Raw records:
↓

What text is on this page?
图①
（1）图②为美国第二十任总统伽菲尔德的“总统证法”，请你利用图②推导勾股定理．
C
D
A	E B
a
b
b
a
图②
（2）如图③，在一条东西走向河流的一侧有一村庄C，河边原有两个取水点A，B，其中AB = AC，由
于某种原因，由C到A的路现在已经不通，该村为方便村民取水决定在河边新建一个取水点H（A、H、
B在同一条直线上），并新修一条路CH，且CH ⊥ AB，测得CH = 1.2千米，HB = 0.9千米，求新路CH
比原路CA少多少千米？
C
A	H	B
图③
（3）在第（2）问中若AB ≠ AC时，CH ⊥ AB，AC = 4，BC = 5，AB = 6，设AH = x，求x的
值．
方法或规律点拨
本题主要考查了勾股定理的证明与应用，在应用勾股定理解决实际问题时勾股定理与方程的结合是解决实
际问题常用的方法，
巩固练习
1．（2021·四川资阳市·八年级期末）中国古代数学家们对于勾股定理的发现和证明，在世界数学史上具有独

↑

▶ _Written request_:
The records above are to be repeated exactly, in their entirety.

▶ _Task output_:
What text is on this page?
图①
（1）图②为美国第二十任总统伽菲尔德的“总统证法”，请你利用图②推导勾股定理．
C
D
A	E B
a
b
b
a
图②
（2）如图③，在一条东西走向河流的一侧有一村庄C，河边原有两个取水点A，B，其中AB = AC，由
于某种原因，由C到A的路现在已经不通，该村为方便村民取水决定在河边新建一个取水点H（A、H、
B在同一条直线上），并新修一条路CH，且CH ⊥ AB，测得CH = 1.2千米，HB = 0.9千米，求新路CH
比原路CA少多少千米？
C
A	H	B
图③
（3）在第（2）问中若AB ≠ AC时，CH ⊥ AB，AC = 4，BC = 5，AB = 6，设AH = x，求x的
值．
方法或规律点拨
本题主要考查了勾股定理的证明与应用，在应用勾股定理解决实际问题时勾股定理与方程的结合是解决实
际问题常用的方法，
巩固练习
1．（2021·四川资阳市·八年级期末）中国古代数学家们对于勾股定理的发现和证明，在世界数学史上具有独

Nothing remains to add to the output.